Search the data for the string "Ouen" and extract every line where it appears.

[Start RECORD EXCERPTS]

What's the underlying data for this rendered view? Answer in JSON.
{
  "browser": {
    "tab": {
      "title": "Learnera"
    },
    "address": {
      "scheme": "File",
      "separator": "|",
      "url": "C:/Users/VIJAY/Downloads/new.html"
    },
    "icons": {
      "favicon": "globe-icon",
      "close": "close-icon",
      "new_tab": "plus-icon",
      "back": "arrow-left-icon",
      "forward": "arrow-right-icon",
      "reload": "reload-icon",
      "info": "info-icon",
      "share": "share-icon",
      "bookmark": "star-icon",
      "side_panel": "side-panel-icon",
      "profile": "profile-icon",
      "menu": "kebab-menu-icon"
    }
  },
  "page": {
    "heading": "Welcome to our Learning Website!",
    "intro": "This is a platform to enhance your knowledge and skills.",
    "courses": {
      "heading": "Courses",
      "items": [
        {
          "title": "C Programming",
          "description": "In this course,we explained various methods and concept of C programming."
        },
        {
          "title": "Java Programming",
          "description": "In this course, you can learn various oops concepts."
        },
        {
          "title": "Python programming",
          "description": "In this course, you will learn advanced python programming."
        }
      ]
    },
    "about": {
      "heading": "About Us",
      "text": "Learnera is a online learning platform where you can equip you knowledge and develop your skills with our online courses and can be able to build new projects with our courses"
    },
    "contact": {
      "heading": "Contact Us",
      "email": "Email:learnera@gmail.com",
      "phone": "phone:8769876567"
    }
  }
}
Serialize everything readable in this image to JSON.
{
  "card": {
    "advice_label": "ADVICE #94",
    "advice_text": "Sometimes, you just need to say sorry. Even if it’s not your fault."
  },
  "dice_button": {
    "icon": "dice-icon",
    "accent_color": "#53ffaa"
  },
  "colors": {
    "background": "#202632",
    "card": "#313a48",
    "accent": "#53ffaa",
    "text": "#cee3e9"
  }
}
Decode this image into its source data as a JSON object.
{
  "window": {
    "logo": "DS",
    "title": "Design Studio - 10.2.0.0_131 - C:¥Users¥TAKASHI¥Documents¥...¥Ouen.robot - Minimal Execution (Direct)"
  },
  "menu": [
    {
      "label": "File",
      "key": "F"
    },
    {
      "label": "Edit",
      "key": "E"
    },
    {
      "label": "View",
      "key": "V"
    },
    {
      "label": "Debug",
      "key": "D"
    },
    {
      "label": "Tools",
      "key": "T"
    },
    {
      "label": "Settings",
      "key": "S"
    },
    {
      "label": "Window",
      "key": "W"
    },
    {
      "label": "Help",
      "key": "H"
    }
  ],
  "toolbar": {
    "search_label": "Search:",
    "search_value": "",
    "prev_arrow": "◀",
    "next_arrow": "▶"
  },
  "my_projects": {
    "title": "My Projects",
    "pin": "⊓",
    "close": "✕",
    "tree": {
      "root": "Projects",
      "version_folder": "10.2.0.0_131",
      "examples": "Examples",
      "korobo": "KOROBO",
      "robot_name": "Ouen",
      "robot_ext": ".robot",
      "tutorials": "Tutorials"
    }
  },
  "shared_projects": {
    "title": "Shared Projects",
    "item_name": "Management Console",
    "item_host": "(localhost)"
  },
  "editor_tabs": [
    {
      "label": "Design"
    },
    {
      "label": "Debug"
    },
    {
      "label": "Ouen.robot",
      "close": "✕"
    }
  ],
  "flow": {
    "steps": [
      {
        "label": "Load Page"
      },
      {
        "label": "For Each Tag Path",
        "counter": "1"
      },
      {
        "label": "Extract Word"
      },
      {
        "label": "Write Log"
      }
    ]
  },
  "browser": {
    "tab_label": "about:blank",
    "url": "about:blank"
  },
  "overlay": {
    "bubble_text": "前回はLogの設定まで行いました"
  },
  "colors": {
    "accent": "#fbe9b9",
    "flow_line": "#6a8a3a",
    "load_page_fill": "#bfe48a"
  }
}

[End RECORD EXCERPTS]

TASK RESPONSE:
    "title": "Design Studio - 10.2.0.0_131 - C:¥Users¥TAKASHI¥Documents¥...¥Ouen.robot - Minimal Execution (Direct)"
      "robot_name": "Ouen",
      "label": "Ouen.robot",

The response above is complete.